## WHAT IS ASKED
Transcribe, exactly as they appear, only the lines from the one holding "Read all visible content and emit it as JSON." through the end of the entries below.

%%

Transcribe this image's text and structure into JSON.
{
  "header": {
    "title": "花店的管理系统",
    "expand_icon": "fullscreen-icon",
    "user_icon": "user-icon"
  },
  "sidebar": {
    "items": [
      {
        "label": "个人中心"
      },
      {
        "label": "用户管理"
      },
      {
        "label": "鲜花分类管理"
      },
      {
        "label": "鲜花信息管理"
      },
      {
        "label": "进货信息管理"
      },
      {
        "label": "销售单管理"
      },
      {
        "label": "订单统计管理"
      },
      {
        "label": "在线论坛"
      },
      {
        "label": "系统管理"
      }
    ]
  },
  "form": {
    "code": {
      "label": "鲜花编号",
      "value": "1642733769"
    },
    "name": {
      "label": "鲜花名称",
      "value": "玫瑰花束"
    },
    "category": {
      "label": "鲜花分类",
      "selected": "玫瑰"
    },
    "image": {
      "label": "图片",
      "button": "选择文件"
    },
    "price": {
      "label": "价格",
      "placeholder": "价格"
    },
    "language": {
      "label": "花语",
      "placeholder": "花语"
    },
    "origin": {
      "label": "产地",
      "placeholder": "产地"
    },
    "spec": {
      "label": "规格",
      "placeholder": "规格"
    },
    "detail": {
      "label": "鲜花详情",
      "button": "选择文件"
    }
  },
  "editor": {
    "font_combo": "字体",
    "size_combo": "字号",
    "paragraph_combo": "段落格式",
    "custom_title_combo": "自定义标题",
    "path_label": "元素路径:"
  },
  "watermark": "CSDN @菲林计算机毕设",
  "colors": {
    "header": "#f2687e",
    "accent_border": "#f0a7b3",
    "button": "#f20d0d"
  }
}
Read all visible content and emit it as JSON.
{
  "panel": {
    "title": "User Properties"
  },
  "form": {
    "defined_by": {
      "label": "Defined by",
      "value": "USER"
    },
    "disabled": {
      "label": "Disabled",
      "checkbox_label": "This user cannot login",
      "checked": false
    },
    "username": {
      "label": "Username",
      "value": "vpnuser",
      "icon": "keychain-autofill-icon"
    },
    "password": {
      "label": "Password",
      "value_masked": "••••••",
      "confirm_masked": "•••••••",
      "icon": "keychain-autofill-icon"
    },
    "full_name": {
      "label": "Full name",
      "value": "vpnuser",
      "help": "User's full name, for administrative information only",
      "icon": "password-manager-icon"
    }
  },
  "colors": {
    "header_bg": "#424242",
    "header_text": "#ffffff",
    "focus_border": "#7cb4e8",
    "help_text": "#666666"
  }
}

%%

## RESPONSE TO THE TASK
Read all visible content and emit it as JSON.
{
  "panel": {
    "title": "User Properties"
  },
  "form": {
    "defined_by": {
      "label": "Defined by",
      "value": "USER"
    },
    "disabled": {
      "label": "Disabled",
      "checkbox_label": "This user cannot login",
      "checked": false
    },
    "username": {
      "label": "Username",
      "value": "vpnuser",
      "icon": "keychain-autofill-icon"
    },
    "password": {
      "label": "Password",
      "value_masked": "••••••",
      "confirm_masked": "•••••••",
      "icon": "keychain-autofill-icon"
    },
    "full_name": {
      "label": "Full name",
      "value": "vpnuser",
      "help": "User's full name, for administrative information only",
      "icon": "password-manager-icon"
    }
  },
  "colors": {
    "header_bg": "#424242",
    "header_text": "#ffffff",
    "focus_border": "#7cb4e8",
    "help_text": "#666666"
  }
}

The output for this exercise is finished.